#### DATASET ENTRIES

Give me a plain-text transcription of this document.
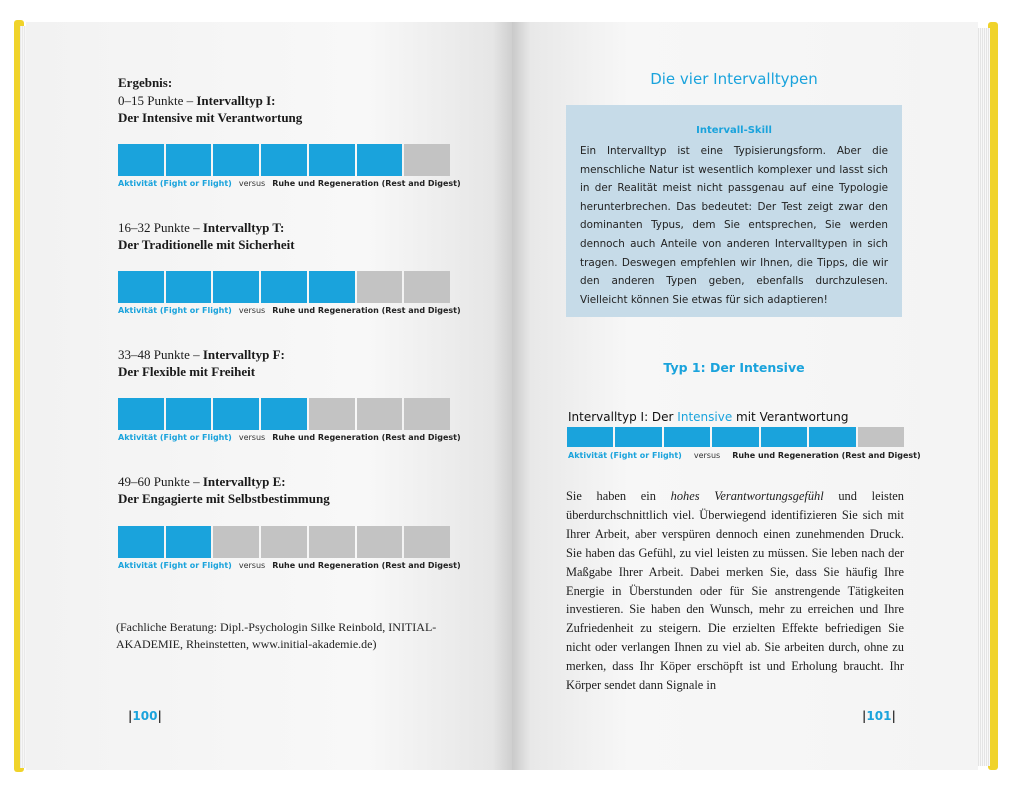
Ergebnis:
0–15 Punkte – Intervalltyp I:
Der Intensive mit Verantwortung
Aktivität (Fight or Flight) versus Ruhe und Regeneration (Rest and Digest)
16–32 Punkte – Intervalltyp T:
Der Traditionelle mit Sicherheit
Aktivität (Fight or Flight) versus Ruhe und Regeneration (Rest and Digest)
33–48 Punkte – Intervalltyp F:
Der Flexible mit Freiheit
Aktivität (Fight or Flight) versus Ruhe und Regeneration (Rest and Digest)
49–60 Punkte – Intervalltyp E:
Der Engagierte mit Selbstbestimmung
Aktivität (Fight or Flight) versus Ruhe und Regeneration (Rest and Digest)
(Fachliche Beratung: Dipl.-Psychologin Silke Reinbold, INITIAL-AKADEMIE, Rheinstetten, www.initial-akademie.de)
|100|
Die vier Intervalltypen
Intervall-Skill
Ein Intervalltyp ist eine Typisierungsform. Aber die menschliche Natur ist wesentlich komplexer und lasst sich in der Realität meist nicht passgenau auf eine Typologie herunterbrechen. Das bedeutet: Der Test zeigt zwar den dominanten Typus, dem Sie entsprechen, Sie werden dennoch auch Anteile von anderen Intervalltypen in sich tragen. Deswegen empfehlen wir Ihnen, die Tipps, die wir den anderen Typen geben, ebenfalls durchzulesen. Vielleicht können Sie etwas für sich adaptieren!
Typ 1: Der Intensive
Intervalltyp I: Der Intensive mit Verantwortung
Aktivität (Fight or Flight) versus Ruhe und Regeneration (Rest and Digest)
Sie haben ein hohes Verantwortungsgefühl und leisten überdurchschnittlich viel. Überwiegend identifizieren Sie sich mit Ihrer Arbeit, aber verspüren dennoch einen zunehmenden Druck. Sie haben das Gefühl, zu viel leisten zu müssen. Sie leben nach der Maßgabe Ihrer Arbeit. Dabei merken Sie, dass Sie häufig Ihre Energie in Überstunden oder für Sie anstrengende Tätigkeiten investieren. Sie haben den Wunsch, mehr zu erreichen und Ihre Zufriedenheit zu steigern. Die erzielten Effekte befriedigen Sie nicht oder verlangen Ihnen zu viel ab. Sie arbeiten durch, ohne zu merken, dass Ihr Köper erschöpft ist und Erholung braucht. Ihr Körper sendet dann Signale in
|101|
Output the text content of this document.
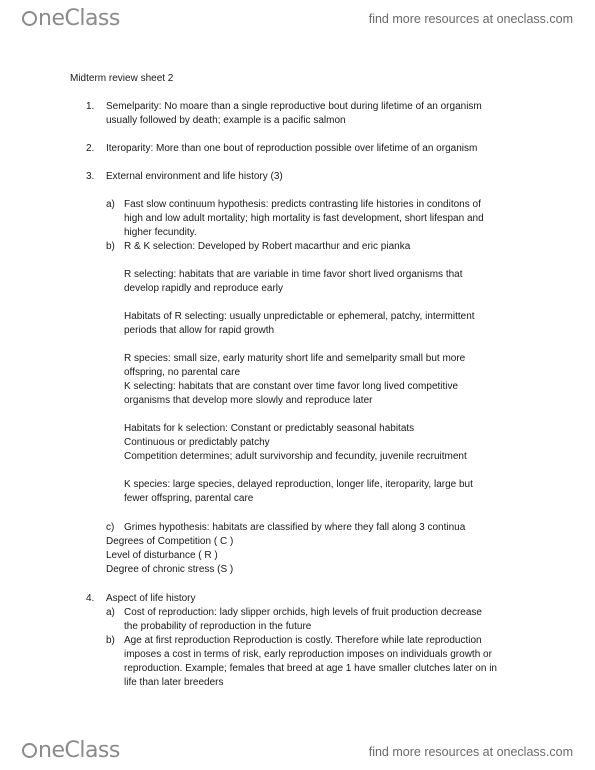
neClass	find more resources at oneclass.com
Midterm review sheet 2
1. Semelparity: No moare than a single reproductive bout during lifetime of an organism
usually followed by death; example is a pacific salmon
2. Iteroparity: More than one bout of reproduction possible over lifetime of an organism
3. External environment and life history (3)
a) Fast slow continuum hypothesis: predicts contrasting life histories in conditons of
high and low adult mortality; high mortality is fast development, short lifespan and
higher fecundity.
b) R & K selection: Developed by Robert macarthur and eric pianka
R selecting: habitats that are variable in time favor short lived organisms that
develop rapidly and reproduce early
Habitats of R selecting: usually unpredictable or ephemeral, patchy, intermittent
periods that allow for rapid growth
R species: small size, early maturity short life and semelparity small but more
offspring, no parental care
K selecting: habitats that are constant over time favor long lived competitive
organisms that develop more slowly and reproduce later
Habitats for k selection: Constant or predictably seasonal habitats
Continuous or predictably patchy
Competition determines; adult survivorship and fecundity, juvenile recruitment
K species: large species, delayed reproduction, longer life, iteroparity, large but
fewer offspring, parental care
c) Grimes hypothesis: habitats are classified by where they fall along 3 continua
Degrees of Competition ( C )
Level of disturbance ( R )
Degree of chronic stress (S )
4. Aspect of life history
a) Cost of reproduction: lady slipper orchids, high levels of fruit production decrease
the probability of reproduction in the future
b) Age at first reproduction Reproduction is costly. Therefore while late reproduction
imposes a cost in terms of risk, early reproduction imposes on individuals growth or
reproduction. Example; females that breed at age 1 have smaller clutches later on in
life than later breeders
neClass	find more resources at oneclass.com
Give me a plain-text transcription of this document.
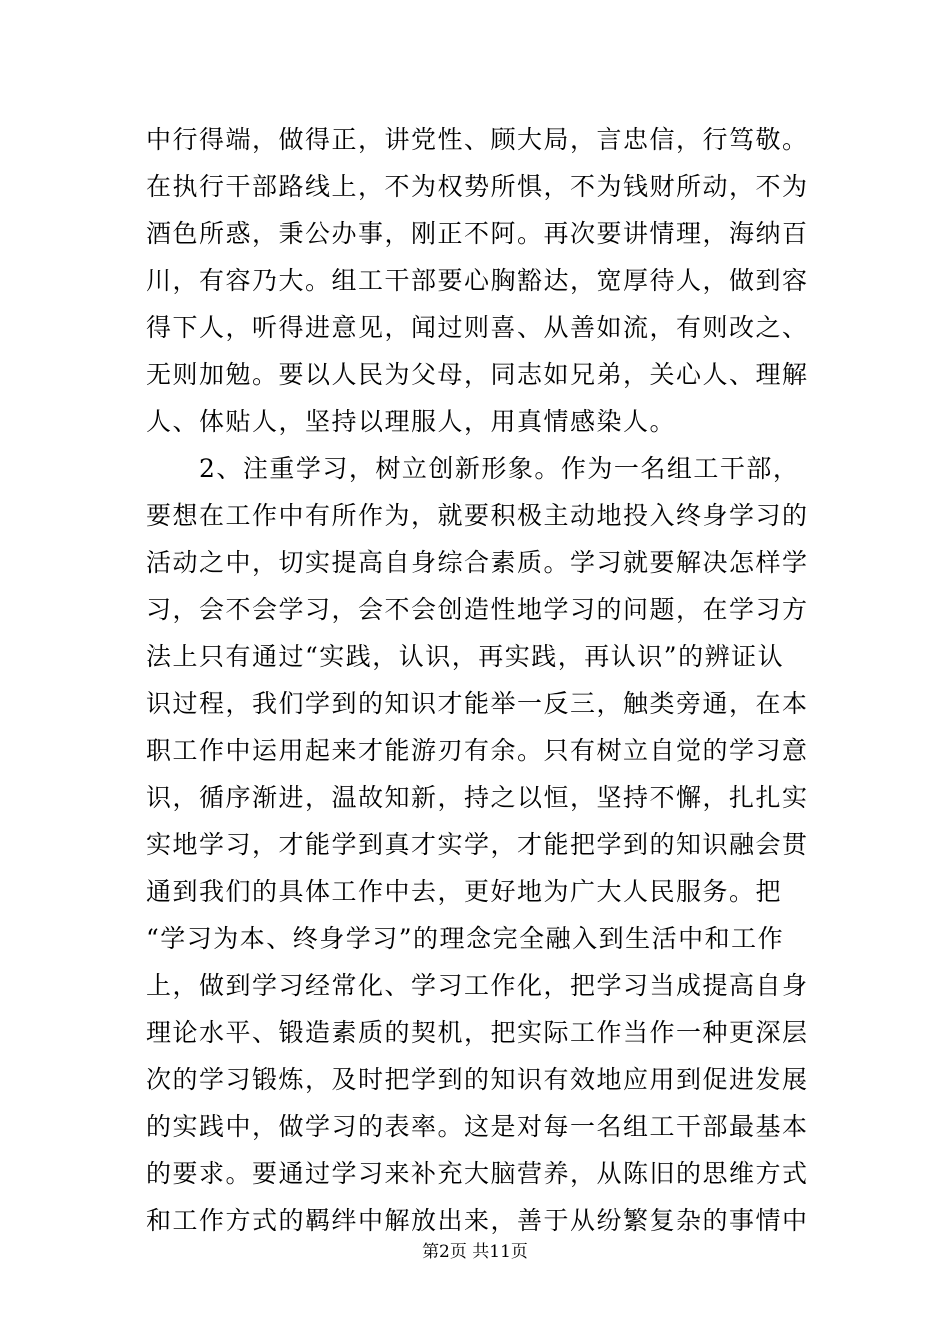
中行得端，做得正，讲党性、顾大局，言忠信，行笃敬。
在执行干部路线上，不为权势所惧，不为钱财所动，不为
酒色所惑，秉公办事，刚正不阿。再次要讲情理，海纳百
川，有容乃大。组工干部要心胸豁达，宽厚待人，做到容
得下人，听得进意见，闻过则喜、从善如流，有则改之、
无则加勉。要以人民为父母，同志如兄弟，关心人、理解
人、体贴人，坚持以理服人，用真情感染人。
　　2、注重学习，树立创新形象。作为一名组工干部，
要想在工作中有所作为，就要积极主动地投入终身学习的
活动之中，切实提高自身综合素质。学习就要解决怎样学
习，会不会学习，会不会创造性地学习的问题，在学习方
法上只有通过“实践，认识，再实践，再认识”的辨证认
识过程，我们学到的知识才能举一反三，触类旁通，在本
职工作中运用起来才能游刃有余。只有树立自觉的学习意
识，循序渐进，温故知新，持之以恒，坚持不懈，扎扎实
实地学习，才能学到真才实学，才能把学到的知识融会贯
通到我们的具体工作中去，更好地为广大人民服务。把
“学习为本、终身学习”的理念完全融入到生活中和工作
上，做到学习经常化、学习工作化，把学习当成提高自身
理论水平、锻造素质的契机，把实际工作当作一种更深层
次的学习锻炼，及时把学到的知识有效地应用到促进发展
的实践中，做学习的表率。这是对每一名组工干部最基本
的要求。要通过学习来补充大脑营养，从陈旧的思维方式
和工作方式的羁绊中解放出来，善于从纷繁复杂的事情中
第2页 共11页
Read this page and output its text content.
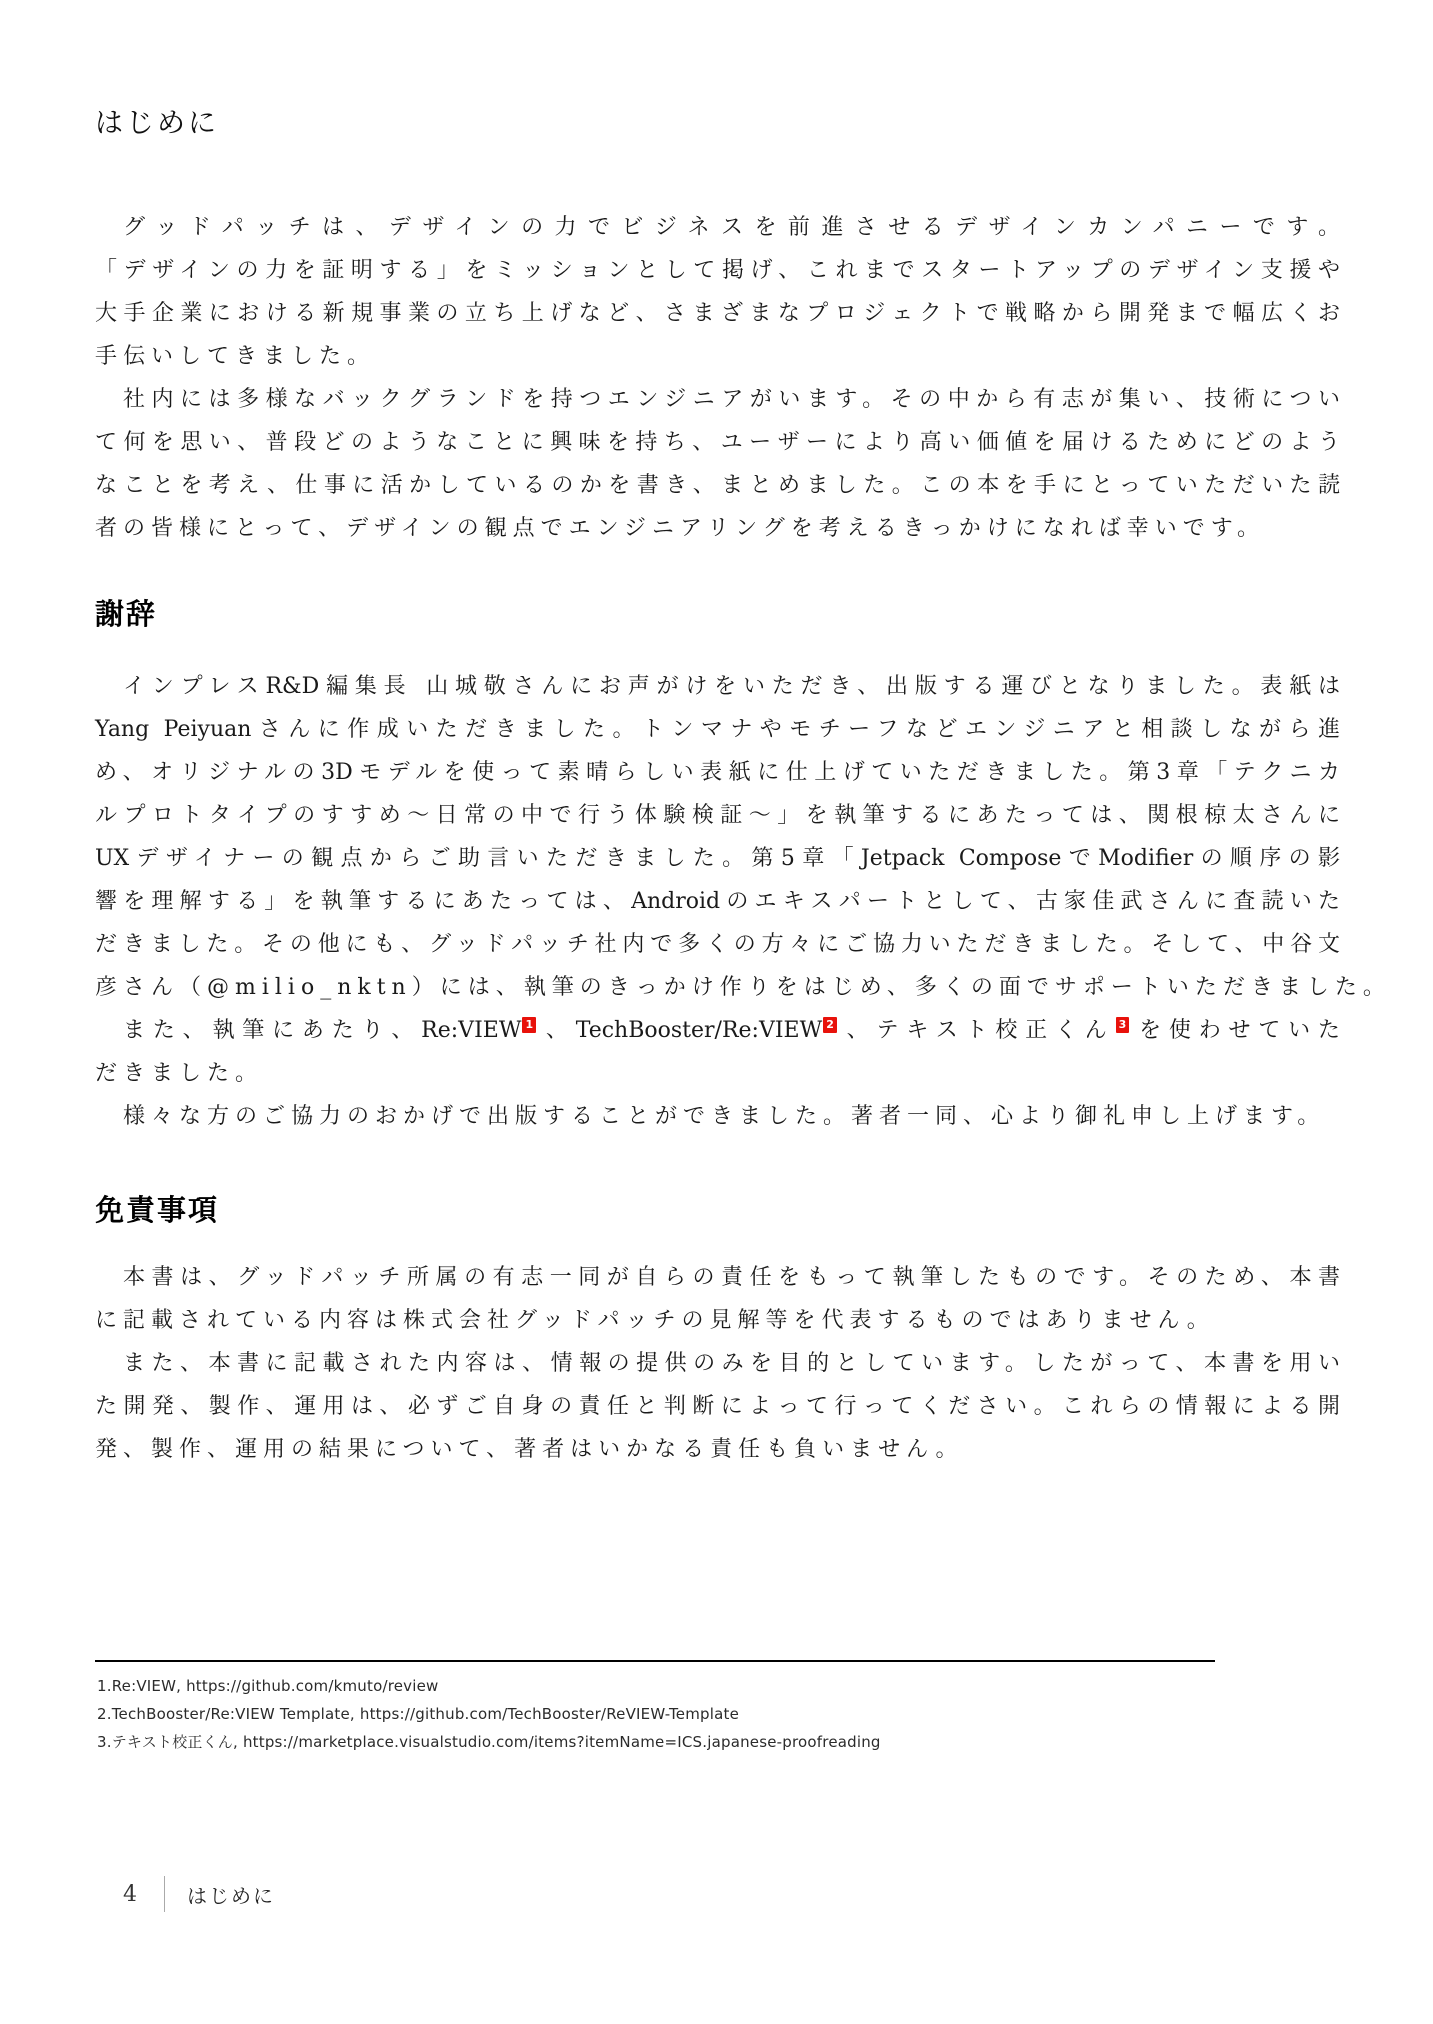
はじめに
グッドパッチは、デザインの力でビジネスを前進させるデザインカンパニーです。
「デザインの力を証明する」をミッションとして掲げ、これまでスタートアップのデザイン支援や
大手企業における新規事業の立ち上げなど、さまざまなプロジェクトで戦略から開発まで幅広くお
手伝いしてきました。
社内には多様なバックグランドを持つエンジニアがいます。その中から有志が集い、技術につい
て何を思い、普段どのようなことに興味を持ち、ユーザーにより高い価値を届けるためにどのよう
なことを考え、仕事に活かしているのかを書き、まとめました。この本を手にとっていただいた読
者の皆様にとって、デザインの観点でエンジニアリングを考えるきっかけになれば幸いです。
謝辞
インプレスR&D編集長 山城敬さんにお声がけをいただき、出版する運びとなりました。表紙は
Yang Peiyuanさんに作成いただきました。トンマナやモチーフなどエンジニアと相談しながら進
め、オリジナルの3Dモデルを使って素晴らしい表紙に仕上げていただきました。第3章「テクニカ
ルプロトタイプのすすめ〜日常の中で行う体験検証〜」を執筆するにあたっては、関根椋太さんに
UXデザイナーの観点からご助言いただきました。第5章「Jetpack ComposeでModifierの順序の影
響を理解する」を執筆するにあたっては、Androidのエキスパートとして、古家佳武さんに査読いた
だきました。その他にも、グッドパッチ社内で多くの方々にご協力いただきました。そして、中谷文
彦さん（@milio_nktn）には、執筆のきっかけ作りをはじめ、多くの面でサポートいただきました。
また、執筆にあたり、Re:VIEW 1 、TechBooster/Re:VIEW 2 、テキスト校正くん 3 を使わせていた
だきました。
様々な方のご協力のおかげで出版することができました。著者一同、心より御礼申し上げます。
免責事項
本書は、グッドパッチ所属の有志一同が自らの責任をもって執筆したものです。そのため、本書
に記載されている内容は株式会社グッドパッチの見解等を代表するものではありません。
また、本書に記載された内容は、情報の提供のみを目的としています。したがって、本書を用い
た開発、製作、運用は、必ずご自身の責任と判断によって行ってください。これらの情報による開
発、製作、運用の結果について、著者はいかなる責任も負いません。
1.Re:VIEW, https://github.com/kmuto/review
2.TechBooster/Re:VIEW Template, https://github.com/TechBooster/ReVIEW-Template
3.テキスト校正くん, https://marketplace.visualstudio.com/items?itemName=ICS.japanese-proofreading
4	はじめに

########

INSTRUCTION: Report all lines of the data that include the word "predictably".

RESPONSE TO THIS TASK:
Habitats for k selection: Constant or predictably seasonal habitats
Continuous or predictably patchy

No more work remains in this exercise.